Request: Copy out, from the entries below, each line holding the string "Colonel".

Given information:
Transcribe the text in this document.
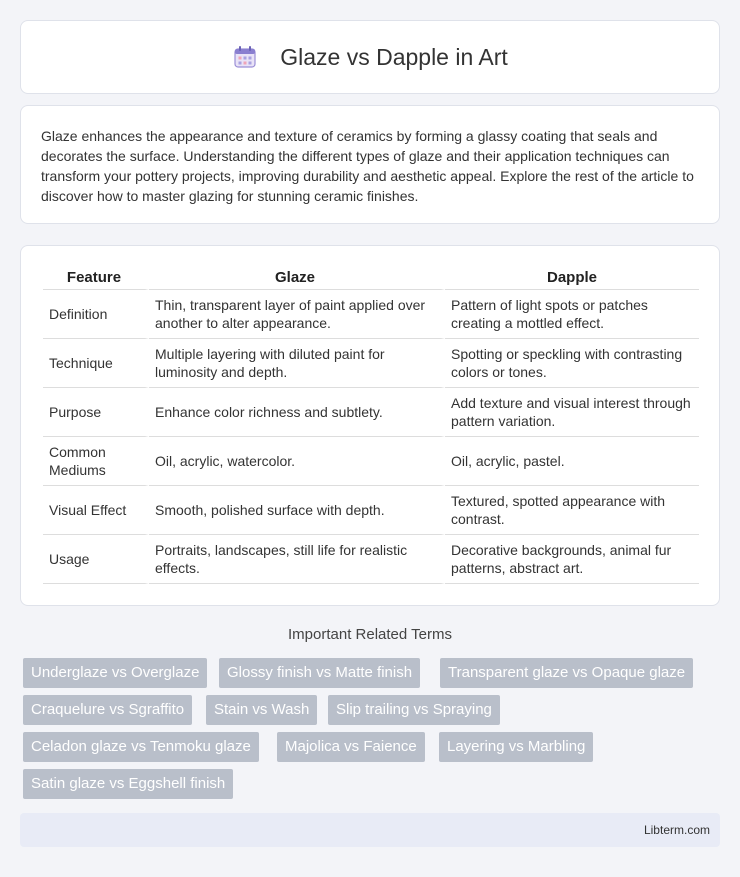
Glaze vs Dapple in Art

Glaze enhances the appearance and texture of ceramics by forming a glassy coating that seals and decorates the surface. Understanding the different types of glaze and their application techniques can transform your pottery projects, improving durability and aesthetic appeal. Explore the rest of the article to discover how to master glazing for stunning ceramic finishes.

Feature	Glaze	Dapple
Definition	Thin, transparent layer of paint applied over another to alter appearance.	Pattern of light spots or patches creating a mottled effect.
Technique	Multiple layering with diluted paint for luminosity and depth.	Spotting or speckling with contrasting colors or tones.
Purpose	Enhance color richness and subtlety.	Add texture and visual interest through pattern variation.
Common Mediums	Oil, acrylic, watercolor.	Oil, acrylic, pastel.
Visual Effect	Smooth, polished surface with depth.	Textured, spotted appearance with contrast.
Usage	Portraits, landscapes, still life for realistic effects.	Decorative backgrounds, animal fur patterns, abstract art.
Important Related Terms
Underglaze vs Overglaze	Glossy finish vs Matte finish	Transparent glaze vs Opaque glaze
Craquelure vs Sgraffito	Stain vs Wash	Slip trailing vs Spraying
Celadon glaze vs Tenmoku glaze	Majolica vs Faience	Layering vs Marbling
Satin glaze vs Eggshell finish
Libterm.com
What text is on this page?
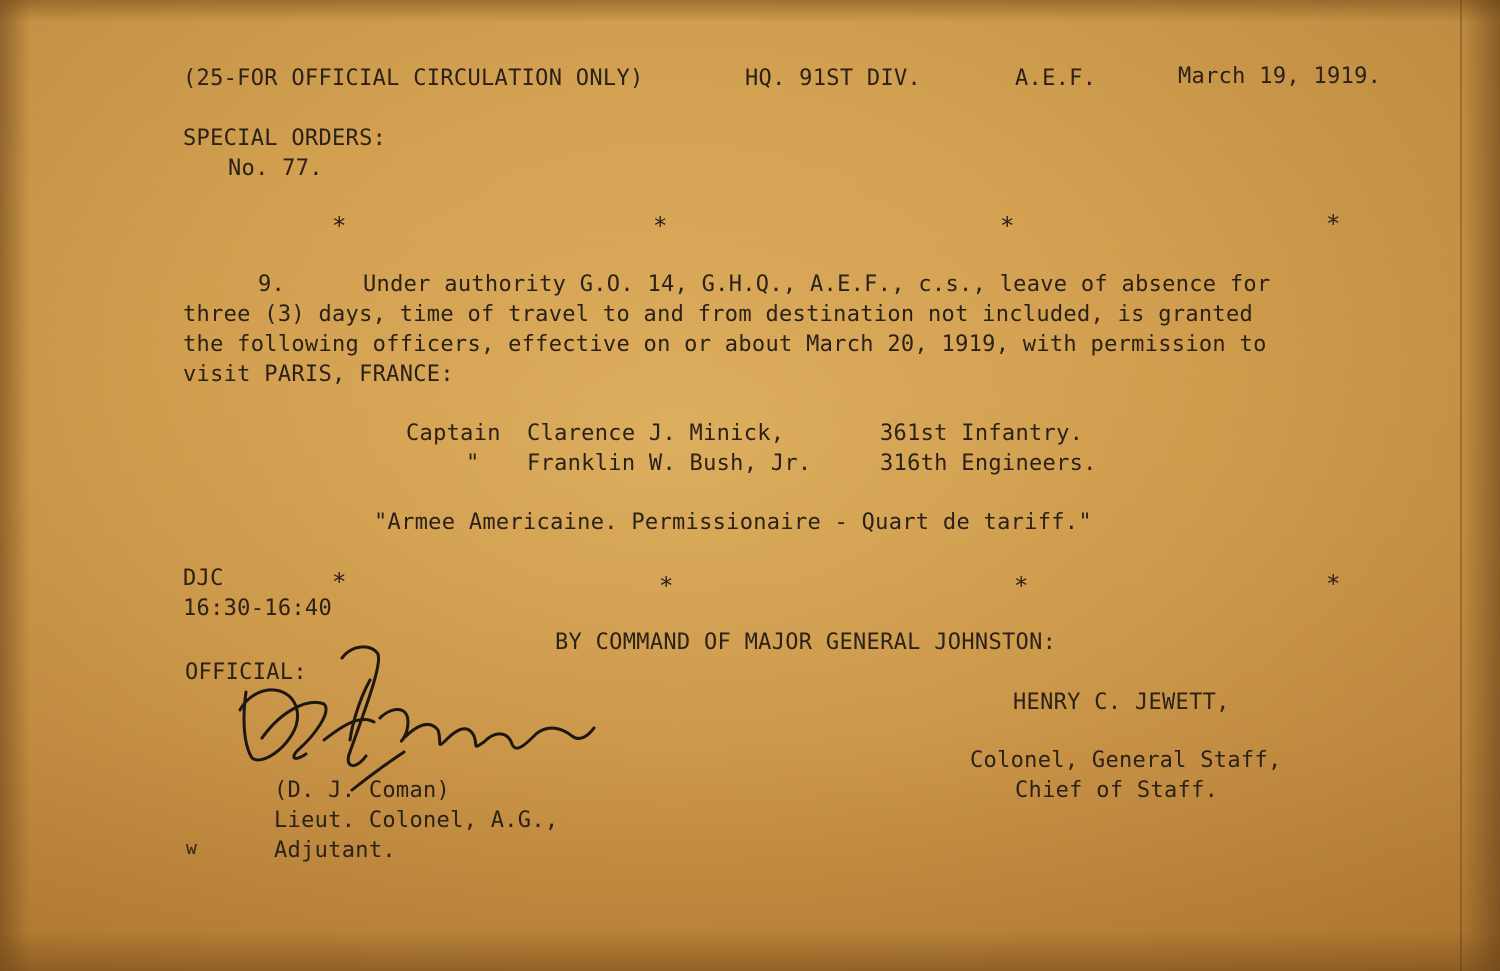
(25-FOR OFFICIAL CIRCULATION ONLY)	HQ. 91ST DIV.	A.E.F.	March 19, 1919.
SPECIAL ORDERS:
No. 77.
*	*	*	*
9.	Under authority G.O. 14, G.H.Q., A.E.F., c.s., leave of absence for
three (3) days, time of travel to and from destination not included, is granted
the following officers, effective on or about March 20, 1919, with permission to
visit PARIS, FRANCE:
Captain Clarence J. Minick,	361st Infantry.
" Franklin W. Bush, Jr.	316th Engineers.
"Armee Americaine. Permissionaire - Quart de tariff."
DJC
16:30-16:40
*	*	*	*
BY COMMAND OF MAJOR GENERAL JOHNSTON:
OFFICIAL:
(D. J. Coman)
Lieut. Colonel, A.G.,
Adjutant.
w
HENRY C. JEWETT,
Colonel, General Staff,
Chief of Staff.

==

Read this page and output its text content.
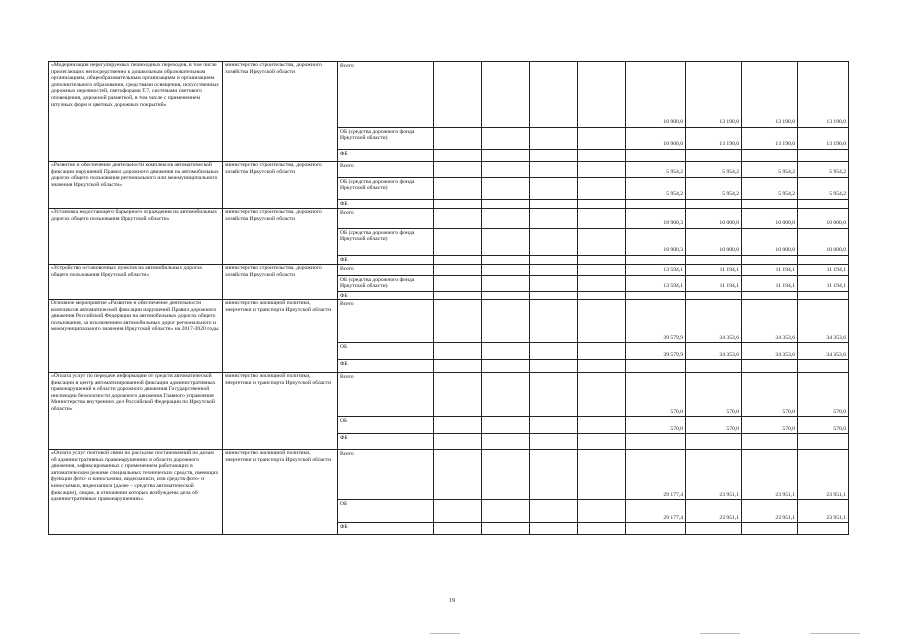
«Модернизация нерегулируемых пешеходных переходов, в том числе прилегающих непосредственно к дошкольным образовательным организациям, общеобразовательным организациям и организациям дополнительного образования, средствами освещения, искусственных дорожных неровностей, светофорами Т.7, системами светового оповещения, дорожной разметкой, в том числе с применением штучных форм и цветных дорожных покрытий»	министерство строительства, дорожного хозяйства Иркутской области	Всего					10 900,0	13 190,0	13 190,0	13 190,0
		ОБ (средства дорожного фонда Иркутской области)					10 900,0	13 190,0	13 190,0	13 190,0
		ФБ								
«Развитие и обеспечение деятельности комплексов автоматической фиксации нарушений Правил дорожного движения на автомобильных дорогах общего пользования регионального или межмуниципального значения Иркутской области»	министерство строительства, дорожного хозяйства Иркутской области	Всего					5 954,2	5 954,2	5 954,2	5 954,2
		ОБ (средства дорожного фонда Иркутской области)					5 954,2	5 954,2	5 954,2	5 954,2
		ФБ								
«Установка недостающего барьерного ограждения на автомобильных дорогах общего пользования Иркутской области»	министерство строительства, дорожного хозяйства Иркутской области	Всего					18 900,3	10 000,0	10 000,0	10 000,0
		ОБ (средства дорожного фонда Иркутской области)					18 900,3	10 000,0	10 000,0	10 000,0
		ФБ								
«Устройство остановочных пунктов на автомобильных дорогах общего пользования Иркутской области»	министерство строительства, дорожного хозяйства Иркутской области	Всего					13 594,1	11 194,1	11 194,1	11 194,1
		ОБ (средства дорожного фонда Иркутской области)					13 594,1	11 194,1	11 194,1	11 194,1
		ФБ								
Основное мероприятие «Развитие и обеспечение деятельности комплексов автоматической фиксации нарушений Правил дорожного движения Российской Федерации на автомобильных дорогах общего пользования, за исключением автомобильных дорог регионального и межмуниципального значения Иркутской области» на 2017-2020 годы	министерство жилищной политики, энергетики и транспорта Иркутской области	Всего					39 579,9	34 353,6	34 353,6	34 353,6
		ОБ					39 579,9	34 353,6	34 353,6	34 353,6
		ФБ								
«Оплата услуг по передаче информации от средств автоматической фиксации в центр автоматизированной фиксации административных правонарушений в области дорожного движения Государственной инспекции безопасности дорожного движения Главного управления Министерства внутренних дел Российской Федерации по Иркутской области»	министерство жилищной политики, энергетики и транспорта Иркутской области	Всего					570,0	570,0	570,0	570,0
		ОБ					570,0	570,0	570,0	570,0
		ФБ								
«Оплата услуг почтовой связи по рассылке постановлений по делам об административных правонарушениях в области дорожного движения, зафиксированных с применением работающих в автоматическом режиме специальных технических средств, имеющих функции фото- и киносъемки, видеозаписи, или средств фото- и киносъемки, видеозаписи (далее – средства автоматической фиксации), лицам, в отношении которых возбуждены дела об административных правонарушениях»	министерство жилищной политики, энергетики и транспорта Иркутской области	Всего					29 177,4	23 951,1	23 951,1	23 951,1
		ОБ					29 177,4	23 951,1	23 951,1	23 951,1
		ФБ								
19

Finished answer:
Lieut. Colonel, A.G.,
Colonel, General Staff,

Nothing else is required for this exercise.